▸ Provided passage:
# Bluish-gray Ring in Toilet Bowl



## 1victorianfarmhouse (Feb 5, 2012)

I have a bluish-gray "ring" that develops in my toilet bowls, more evident towards the upper area of the water level.

It really doesn't come off.  It feels like a stain within the porcelain, as there is no crust, etc.  Vinegar or bleach have no effect.  I tried scrubbing the ring with Fast Orange with pumice, and it did notably remove some of bluing, but not all.

There is no blue coloring used in the water, which comes from a well, through a softener I got from Speedbump (Fleck and Clack, Resintech beads, rock salt), but I think this was starting before I added the softener.

Photo shows it with the water level down before I started cleaning it.

Any ideas??

Thanks,

vince


----------



## Redwood (Feb 10, 2012)

You may have scrubbed through the glaze with all those abrasive cleaners...

▸ Given entries:
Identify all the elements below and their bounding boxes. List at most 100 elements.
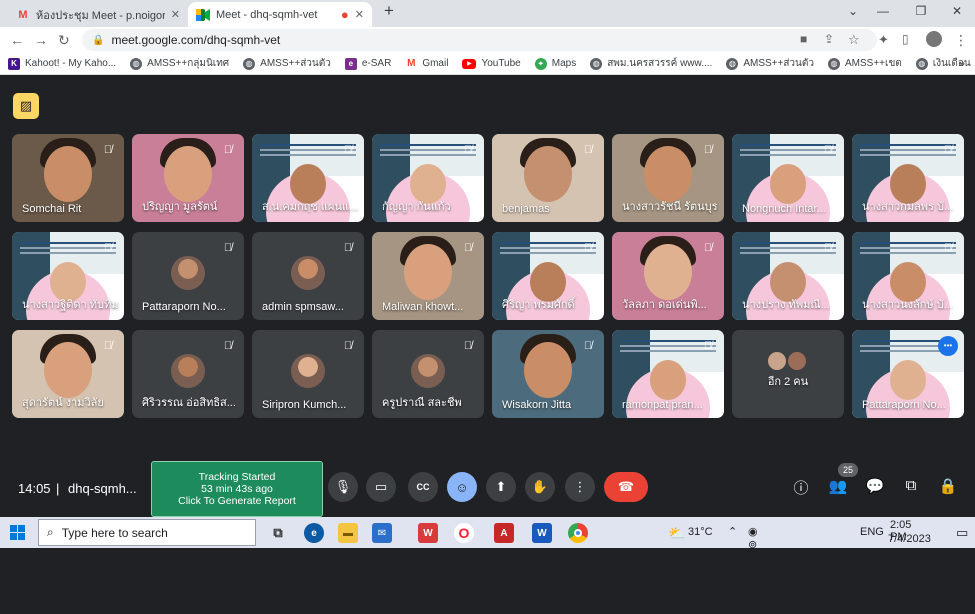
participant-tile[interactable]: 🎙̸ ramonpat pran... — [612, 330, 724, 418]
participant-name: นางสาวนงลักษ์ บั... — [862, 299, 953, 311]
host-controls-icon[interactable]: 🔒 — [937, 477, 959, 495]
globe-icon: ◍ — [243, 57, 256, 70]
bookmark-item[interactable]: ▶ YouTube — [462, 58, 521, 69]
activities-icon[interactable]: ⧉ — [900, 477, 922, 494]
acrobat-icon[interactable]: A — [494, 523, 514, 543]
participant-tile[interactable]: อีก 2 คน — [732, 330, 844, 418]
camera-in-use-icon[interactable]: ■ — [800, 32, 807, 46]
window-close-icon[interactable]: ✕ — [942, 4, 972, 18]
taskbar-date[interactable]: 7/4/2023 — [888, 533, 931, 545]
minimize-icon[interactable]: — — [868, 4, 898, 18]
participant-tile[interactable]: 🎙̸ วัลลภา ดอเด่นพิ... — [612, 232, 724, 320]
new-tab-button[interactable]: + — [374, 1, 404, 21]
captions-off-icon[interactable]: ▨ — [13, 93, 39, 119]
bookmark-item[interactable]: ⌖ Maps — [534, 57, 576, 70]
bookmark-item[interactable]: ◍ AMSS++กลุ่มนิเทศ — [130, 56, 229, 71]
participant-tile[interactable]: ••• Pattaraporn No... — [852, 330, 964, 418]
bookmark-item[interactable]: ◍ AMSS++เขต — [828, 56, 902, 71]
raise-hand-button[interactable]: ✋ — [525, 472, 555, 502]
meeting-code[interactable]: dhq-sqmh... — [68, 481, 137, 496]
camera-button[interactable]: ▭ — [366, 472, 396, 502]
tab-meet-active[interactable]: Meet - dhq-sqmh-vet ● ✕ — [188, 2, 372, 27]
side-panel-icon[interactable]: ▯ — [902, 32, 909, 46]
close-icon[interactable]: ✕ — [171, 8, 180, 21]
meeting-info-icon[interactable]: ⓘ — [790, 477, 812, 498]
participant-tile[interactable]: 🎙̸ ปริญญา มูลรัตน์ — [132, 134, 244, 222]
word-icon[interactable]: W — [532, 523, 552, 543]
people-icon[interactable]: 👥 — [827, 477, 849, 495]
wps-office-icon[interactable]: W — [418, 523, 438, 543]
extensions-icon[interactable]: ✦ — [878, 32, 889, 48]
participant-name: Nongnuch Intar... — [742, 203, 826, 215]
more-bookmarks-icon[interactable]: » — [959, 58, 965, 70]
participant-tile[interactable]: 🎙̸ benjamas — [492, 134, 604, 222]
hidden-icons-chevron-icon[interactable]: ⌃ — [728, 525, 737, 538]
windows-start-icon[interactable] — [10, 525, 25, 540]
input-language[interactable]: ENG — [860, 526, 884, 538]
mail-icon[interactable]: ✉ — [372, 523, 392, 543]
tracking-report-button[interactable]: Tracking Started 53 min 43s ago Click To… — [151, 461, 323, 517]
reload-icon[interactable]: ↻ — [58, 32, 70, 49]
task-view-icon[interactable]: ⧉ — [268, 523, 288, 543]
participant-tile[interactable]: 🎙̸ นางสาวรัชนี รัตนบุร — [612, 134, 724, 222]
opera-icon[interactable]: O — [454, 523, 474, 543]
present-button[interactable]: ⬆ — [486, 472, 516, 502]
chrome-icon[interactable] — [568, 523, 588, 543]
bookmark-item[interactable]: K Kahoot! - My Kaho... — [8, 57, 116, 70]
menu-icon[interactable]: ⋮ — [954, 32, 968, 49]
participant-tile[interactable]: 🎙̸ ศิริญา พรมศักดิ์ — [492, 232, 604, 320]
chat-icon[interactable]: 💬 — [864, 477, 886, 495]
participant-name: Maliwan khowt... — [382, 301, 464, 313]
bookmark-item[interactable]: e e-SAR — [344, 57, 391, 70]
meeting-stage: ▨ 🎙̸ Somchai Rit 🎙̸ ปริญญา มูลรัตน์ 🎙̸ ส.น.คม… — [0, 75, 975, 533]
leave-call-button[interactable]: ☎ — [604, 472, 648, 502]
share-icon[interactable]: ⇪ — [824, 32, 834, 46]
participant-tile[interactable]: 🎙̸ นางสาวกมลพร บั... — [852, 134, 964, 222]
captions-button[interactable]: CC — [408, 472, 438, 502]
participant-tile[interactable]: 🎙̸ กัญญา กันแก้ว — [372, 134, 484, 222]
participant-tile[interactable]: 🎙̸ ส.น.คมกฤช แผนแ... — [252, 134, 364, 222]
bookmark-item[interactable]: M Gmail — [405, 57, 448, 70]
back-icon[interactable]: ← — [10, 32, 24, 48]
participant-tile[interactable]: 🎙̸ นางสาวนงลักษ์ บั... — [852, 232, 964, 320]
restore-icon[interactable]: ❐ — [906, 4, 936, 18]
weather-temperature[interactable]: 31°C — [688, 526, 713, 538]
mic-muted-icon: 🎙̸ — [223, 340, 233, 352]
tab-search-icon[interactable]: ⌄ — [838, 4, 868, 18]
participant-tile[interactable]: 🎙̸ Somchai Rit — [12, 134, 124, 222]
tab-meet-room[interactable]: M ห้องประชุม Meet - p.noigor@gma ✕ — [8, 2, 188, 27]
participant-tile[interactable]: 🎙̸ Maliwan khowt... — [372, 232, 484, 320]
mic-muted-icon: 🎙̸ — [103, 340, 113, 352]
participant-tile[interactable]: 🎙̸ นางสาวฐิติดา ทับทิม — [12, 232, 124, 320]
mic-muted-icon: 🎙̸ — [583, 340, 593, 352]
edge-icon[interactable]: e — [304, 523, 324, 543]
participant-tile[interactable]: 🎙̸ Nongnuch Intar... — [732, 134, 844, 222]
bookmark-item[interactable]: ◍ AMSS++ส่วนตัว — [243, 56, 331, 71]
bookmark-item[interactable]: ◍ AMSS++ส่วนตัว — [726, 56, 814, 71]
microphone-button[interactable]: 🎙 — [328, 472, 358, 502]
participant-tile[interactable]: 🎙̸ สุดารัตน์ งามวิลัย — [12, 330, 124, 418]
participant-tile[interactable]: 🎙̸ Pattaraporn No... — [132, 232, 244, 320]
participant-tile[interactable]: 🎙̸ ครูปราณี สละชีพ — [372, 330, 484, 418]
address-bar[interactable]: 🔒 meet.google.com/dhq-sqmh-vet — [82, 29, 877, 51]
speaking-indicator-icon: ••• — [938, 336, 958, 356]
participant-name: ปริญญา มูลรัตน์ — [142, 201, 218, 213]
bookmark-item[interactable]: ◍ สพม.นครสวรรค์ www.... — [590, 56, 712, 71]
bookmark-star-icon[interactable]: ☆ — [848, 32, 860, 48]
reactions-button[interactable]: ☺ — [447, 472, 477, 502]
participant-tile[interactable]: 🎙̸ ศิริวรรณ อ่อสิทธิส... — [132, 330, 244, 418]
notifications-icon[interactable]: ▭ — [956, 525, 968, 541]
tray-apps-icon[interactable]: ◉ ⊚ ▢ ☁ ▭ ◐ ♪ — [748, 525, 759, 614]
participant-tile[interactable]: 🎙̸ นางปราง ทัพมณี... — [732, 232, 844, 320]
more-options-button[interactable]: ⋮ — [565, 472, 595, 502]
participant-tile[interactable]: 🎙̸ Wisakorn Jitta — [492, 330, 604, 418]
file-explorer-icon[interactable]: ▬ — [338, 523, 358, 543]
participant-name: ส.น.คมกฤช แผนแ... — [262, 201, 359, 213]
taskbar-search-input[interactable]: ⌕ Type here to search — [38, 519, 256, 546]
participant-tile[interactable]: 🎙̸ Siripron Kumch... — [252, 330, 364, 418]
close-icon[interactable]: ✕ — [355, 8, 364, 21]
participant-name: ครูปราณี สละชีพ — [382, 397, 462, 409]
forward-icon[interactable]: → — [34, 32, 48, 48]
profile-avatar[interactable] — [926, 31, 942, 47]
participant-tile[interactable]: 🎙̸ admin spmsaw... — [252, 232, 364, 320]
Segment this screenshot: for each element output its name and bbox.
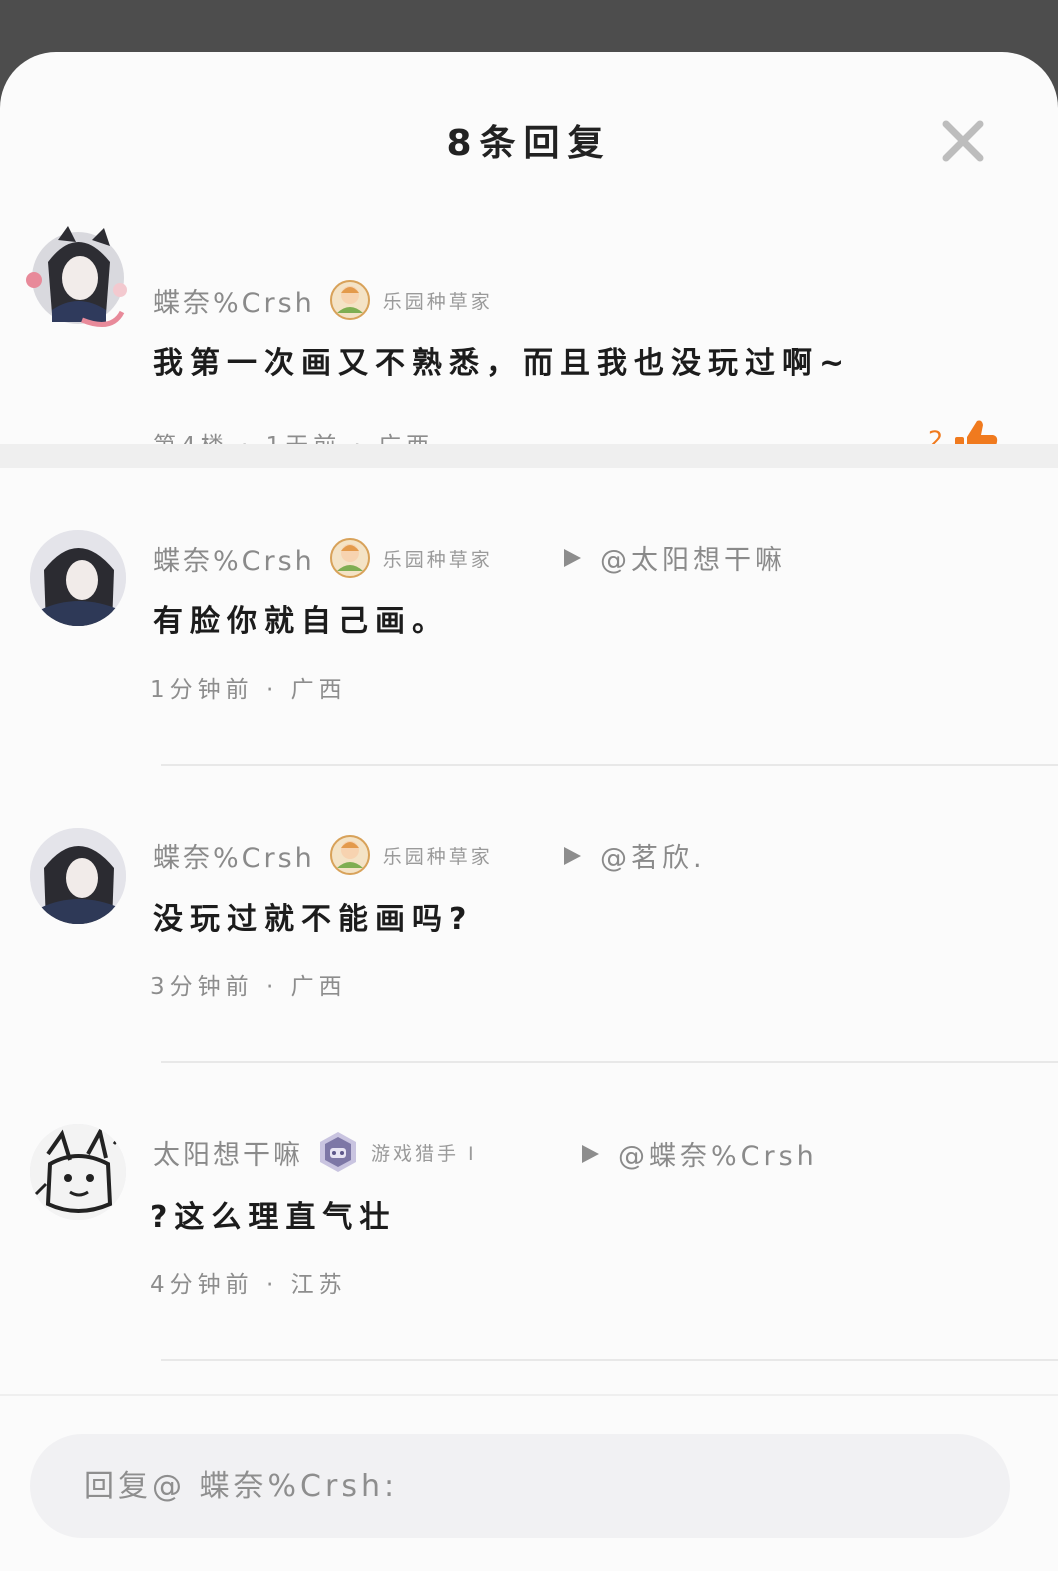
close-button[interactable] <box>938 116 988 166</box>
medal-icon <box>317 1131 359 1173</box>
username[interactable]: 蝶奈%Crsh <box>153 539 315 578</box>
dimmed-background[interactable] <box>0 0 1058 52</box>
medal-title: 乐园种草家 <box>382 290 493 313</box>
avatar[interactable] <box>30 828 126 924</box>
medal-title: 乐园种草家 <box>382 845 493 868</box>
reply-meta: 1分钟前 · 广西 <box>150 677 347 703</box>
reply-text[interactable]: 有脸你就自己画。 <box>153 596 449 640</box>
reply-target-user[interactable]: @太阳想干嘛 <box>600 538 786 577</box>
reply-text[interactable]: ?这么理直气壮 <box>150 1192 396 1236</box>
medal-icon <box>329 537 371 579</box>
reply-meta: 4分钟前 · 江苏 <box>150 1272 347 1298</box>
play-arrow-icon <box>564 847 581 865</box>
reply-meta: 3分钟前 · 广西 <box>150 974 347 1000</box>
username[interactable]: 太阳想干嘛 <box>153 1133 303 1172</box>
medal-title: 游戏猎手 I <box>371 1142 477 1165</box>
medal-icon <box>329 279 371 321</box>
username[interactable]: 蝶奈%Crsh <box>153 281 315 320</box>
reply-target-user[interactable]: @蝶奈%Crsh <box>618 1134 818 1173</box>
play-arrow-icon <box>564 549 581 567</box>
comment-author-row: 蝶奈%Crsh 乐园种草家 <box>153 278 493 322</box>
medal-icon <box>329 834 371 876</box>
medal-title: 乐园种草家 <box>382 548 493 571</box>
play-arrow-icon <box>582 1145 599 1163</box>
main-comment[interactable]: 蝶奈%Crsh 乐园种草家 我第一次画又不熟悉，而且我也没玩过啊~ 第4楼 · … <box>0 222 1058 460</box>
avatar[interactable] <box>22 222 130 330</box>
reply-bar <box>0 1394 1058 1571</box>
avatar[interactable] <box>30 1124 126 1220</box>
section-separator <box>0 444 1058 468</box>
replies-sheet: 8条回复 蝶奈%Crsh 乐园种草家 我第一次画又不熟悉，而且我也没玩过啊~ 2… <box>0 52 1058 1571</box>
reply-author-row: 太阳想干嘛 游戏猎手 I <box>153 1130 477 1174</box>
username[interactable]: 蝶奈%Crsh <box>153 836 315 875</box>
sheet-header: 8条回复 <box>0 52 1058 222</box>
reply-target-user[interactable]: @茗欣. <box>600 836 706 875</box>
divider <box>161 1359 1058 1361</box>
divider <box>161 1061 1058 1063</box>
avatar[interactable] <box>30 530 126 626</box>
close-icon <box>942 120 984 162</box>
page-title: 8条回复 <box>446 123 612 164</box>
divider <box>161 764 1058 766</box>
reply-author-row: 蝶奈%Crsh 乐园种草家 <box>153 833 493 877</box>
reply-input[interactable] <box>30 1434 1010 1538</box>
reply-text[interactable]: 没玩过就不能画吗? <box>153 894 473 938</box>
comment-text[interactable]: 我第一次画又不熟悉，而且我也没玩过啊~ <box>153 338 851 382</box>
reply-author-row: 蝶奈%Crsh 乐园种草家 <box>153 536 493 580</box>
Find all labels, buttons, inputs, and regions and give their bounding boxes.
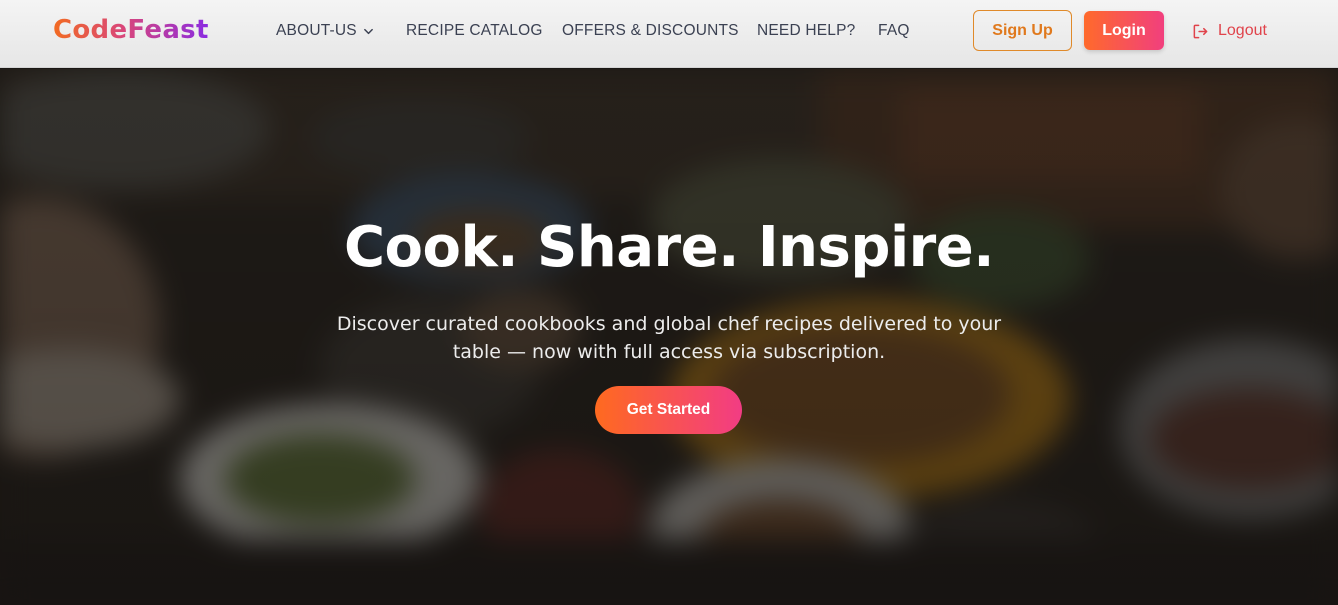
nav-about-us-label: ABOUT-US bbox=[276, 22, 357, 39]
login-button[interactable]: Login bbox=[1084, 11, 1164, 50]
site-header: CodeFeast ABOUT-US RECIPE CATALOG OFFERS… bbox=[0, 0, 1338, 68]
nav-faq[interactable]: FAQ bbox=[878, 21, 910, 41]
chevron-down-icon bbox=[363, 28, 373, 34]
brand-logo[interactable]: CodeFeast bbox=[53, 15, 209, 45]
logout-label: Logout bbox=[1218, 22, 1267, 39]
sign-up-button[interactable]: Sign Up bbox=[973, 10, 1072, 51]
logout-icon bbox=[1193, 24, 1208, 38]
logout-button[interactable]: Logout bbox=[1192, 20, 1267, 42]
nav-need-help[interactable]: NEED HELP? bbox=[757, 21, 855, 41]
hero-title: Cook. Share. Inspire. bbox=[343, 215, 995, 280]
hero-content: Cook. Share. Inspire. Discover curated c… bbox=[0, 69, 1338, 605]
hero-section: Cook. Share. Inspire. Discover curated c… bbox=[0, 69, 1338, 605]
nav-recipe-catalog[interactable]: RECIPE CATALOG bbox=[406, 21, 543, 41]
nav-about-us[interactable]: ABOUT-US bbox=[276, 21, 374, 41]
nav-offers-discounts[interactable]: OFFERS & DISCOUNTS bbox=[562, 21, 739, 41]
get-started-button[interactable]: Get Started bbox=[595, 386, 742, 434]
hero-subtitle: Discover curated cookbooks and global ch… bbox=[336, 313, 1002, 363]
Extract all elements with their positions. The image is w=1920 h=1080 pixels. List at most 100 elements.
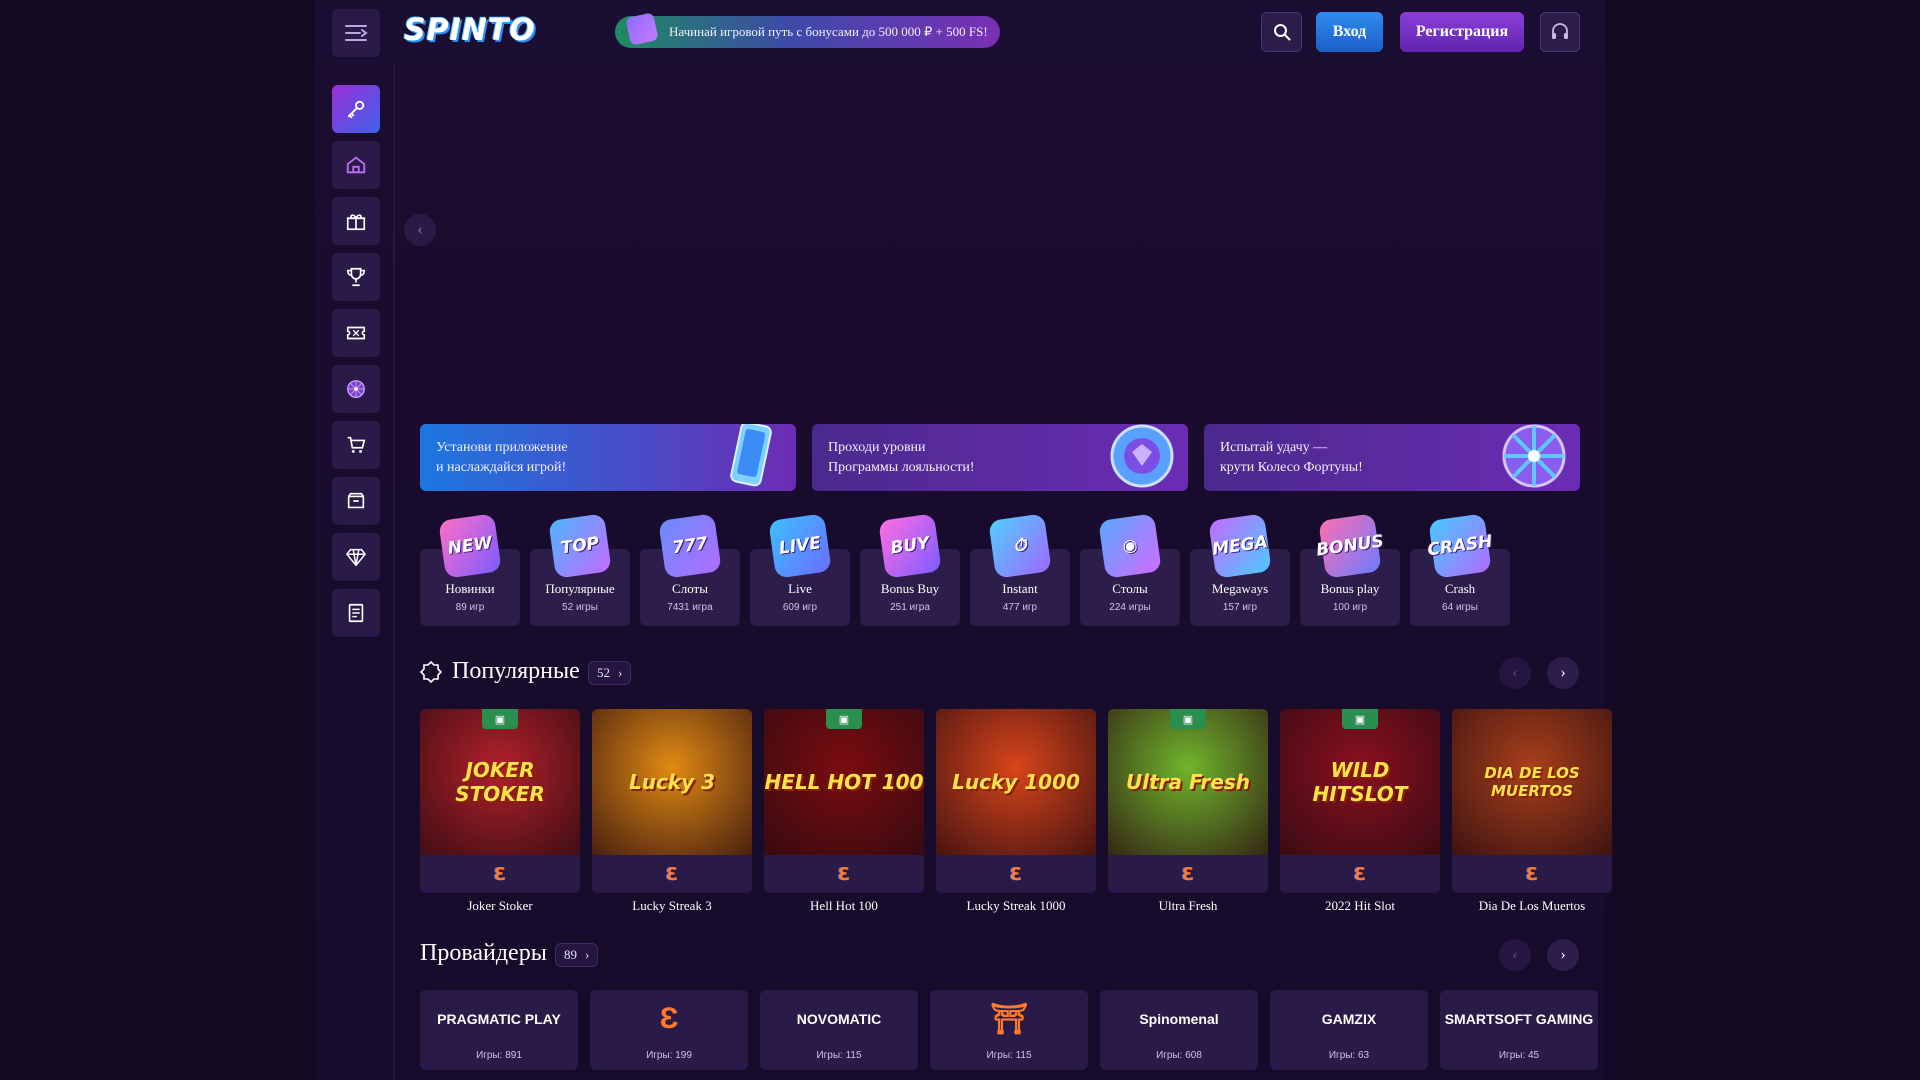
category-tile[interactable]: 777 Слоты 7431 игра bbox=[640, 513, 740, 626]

▸ Task details:
Answer these about the toilet ring thread:
1. Which product took off some of the bluing?
2. What is the source of the household's water?
3. What does Redwood think the abrasive cleaners may have done?
The listing is separate material, apart from the toilet ring thread.

▸ Output for this exercise:
1. Fast Orange with pumice.
2. A well, passing through a softener.
3. Scrubbed through the glaze.